··· Estratto della pagina

World Gone Crazy: qui siamo di fronte ad uno di quei casi dove il titolo parla da solo. Eleganti metafore ci parlano dunque degli inganni moderni tipici di un mondo impazzito. A deprecare tale follia è dunque un brano decisamente più corale e sentito.

Blinded: come in ogni disco prog che si rispetti c’è sempre una “gara” a chi ha il brano più lungo, e qui si sfiorano gli 8 minuti, ma soprattutto a chi mette più ispirazioni di carattere jazz con fiati degni del miglior Miles Davis o Chet Baker sotto effetto di allucinogeni. Beh, missione compiuta cari svedesi!

A Million Stars: l’aria si fa più rarefatta, anzi spaziale, e si ascende in un’atmosfera fatta di chitarre acustiche e testi forse più da ballad malinconica con intrecci vocali e tastieristici che fanno inevitabilmente pensare al David Bowie degli anni Settanta.

The Soldier: in questi giorni travagliati questa traccia, forse, è la più attuale di tutte. Ma qual è la vera battaglia? Non sul campo contro l’esercito nemico, ma dentro il proprio sé tra cicatrici sulla pelle e tra i solchi della psiche.

The Darkness In You: non sono venuti anche a voi in mente gli Opeth dell’ultimo periodo? Diciamo da “Watershed” in poi. Interessanti poi gli inserti vocali ben amalgamati con tastiere e chitarre che sembrano oscillare sempre tra bene e male.

We Can Make It Work: cambio di registro, quasi più “pop” e di vago stampo Beatles, quasi fatto per dare un po’ di tregua all’ascoltatore. Ovviamente nel senso più buono del termine.

Peacock On Parade: eccetto tre linee in croce di testo, qui arriva finalmente il brano strumentale che tutti volevano sentire e che mostrasse le doti tecniche della band. Eccovi accontentati perciò alzate il volume dello stereo e dell’immaginario mitologico e metafisico.

······
··· Dati estratti

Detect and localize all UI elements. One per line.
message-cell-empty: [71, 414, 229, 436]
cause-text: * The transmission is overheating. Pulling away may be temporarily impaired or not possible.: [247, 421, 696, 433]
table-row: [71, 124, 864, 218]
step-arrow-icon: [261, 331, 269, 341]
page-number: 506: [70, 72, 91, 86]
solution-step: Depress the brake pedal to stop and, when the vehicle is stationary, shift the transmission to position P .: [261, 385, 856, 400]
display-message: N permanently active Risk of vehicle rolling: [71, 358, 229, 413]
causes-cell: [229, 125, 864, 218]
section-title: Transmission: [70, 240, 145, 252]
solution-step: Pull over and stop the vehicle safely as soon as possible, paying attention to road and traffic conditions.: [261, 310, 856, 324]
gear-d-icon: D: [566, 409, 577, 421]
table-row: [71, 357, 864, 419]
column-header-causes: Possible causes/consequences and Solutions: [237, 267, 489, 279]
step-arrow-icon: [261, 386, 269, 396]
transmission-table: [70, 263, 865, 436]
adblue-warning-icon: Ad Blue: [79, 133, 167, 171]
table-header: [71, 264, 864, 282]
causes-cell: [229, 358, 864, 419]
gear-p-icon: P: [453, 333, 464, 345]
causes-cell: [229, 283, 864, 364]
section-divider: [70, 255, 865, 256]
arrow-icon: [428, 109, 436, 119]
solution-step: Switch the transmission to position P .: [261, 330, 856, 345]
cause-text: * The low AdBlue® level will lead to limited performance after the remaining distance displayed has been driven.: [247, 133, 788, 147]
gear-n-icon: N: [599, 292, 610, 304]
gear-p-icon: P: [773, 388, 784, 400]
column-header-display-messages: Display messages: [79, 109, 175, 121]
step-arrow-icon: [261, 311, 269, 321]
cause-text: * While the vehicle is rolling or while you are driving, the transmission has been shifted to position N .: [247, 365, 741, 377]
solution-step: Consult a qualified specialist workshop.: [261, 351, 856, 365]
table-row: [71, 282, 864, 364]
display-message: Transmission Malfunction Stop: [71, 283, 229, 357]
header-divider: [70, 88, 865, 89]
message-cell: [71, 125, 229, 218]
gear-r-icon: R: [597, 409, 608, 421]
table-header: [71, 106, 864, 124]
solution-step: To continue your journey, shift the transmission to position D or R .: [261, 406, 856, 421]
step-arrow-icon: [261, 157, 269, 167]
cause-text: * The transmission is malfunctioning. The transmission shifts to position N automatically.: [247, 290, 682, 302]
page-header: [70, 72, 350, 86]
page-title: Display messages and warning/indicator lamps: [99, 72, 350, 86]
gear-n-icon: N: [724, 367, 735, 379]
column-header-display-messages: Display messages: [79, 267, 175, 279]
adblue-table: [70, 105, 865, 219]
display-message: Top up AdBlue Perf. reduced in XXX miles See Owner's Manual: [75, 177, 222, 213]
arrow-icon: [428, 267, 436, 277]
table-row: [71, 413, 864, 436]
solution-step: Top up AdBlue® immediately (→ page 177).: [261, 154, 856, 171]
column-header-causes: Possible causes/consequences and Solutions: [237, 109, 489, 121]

······

## Istruzioni del compito
Stampa senza modifiche la parte della recensione che parte da "We Can Make" e termina con "mitologico e metafisico.".

## Soluzione
We Can Make It Work: cambio di registro, quasi più “pop” e di vago stampo Beatles, quasi fatto per dare un po’ di tregua all’ascoltatore. Ovviamente nel senso più buono del termine.

Peacock On Parade: eccetto tre linee in croce di testo, qui arriva finalmente il brano strumentale che tutti volevano sentire e che mostrasse le doti tecniche della band. Eccovi accontentati perciò alzate il volume dello stereo e dell’immaginario mitologico e metafisico.